> **Task prompt**: In the R500 crank upgrade thread, how much did bike_freak's stock crankset weigh with the bottom bracket included?

> **Excerpt**:
- - - - -

# R500 crank upgrade



## Oldteen (Sep 7, 2005)

Thinking about upgrading my '05 R500's crankset. The stock TruVativ Touro triple is OK, but seems heavy- even for training/touring use. The Cdale catalog lists my BB as "Shimano 4-taper", but their website lists BB as TruVativ Power Spline. I'm confused. Bottom line- Is it practical to upgrade the crankset to Ultegra?


----------



## bike_freak (Jun 6, 2005)

Oldteen said:


> Thinking about upgrading my '05 R500's crankset. The stock TruVativ Touro triple is OK, but seems heavy- even for training/touring use. The Cdale catalog lists my BB as "Shimano 4-taper", but their website lists BB as TruVativ Power Spline. I'm confused. Bottom line- Is it practical to upgrade the crankset to Ultegra?


 I just replaced my stock crankset about 1hour ago. I bought some Truvative Rouleur Carbon GXP 39/53's off of ebay for a bargain and finally got aound to replacing them. 

I changed my crankset for many reasons. But mainly becuase i hated the triple ring combo, and i also weighed the stock crankset, and was sad to find they weighed over 1300grams (BB included). Also i wanted longer cranks to be a better match to my MTB. 

My BB was a Shimano Square tapered, and i'm sure yours will be too. 

Adjusting the front deraileur/shifting was a little difficult as the tiagra front deraileur is hyper sensative, but i finally got it right (I think). 

The new cranks did not cost me a fortune, and saved 500grams, improved shifting, looks, areo, climbing, drag, stiffness and much more.. Definately a reccomended upgrade.

- - - - -

> **Data section**:
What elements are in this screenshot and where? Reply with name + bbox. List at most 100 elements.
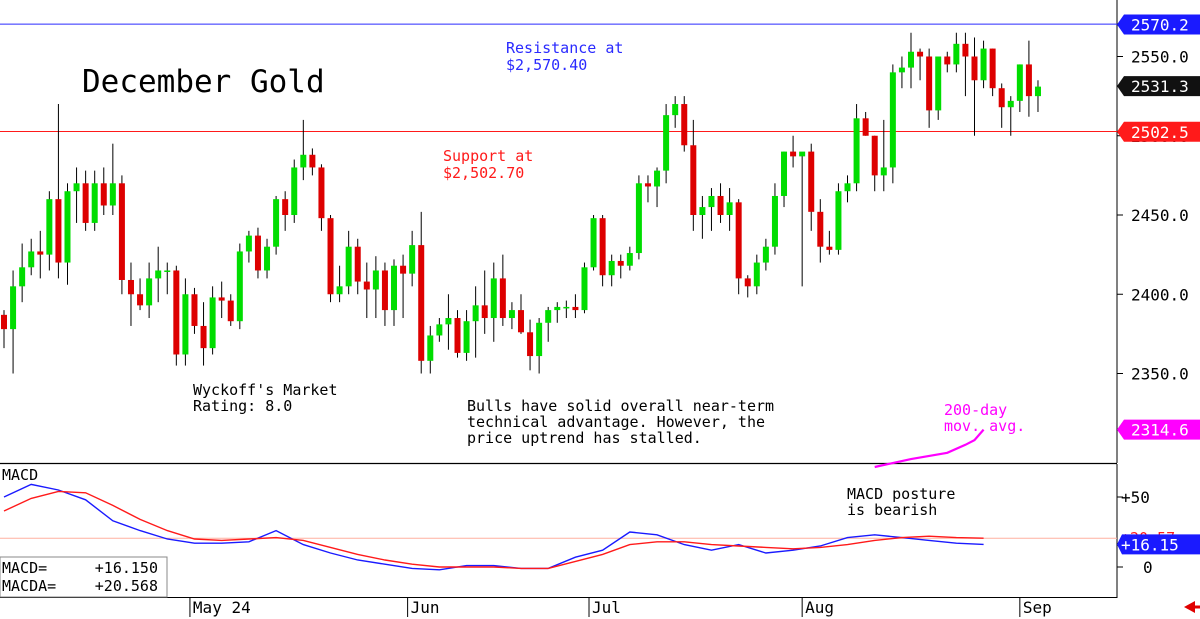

- - - - -

> **Exercise solution**: Over 1300 grams.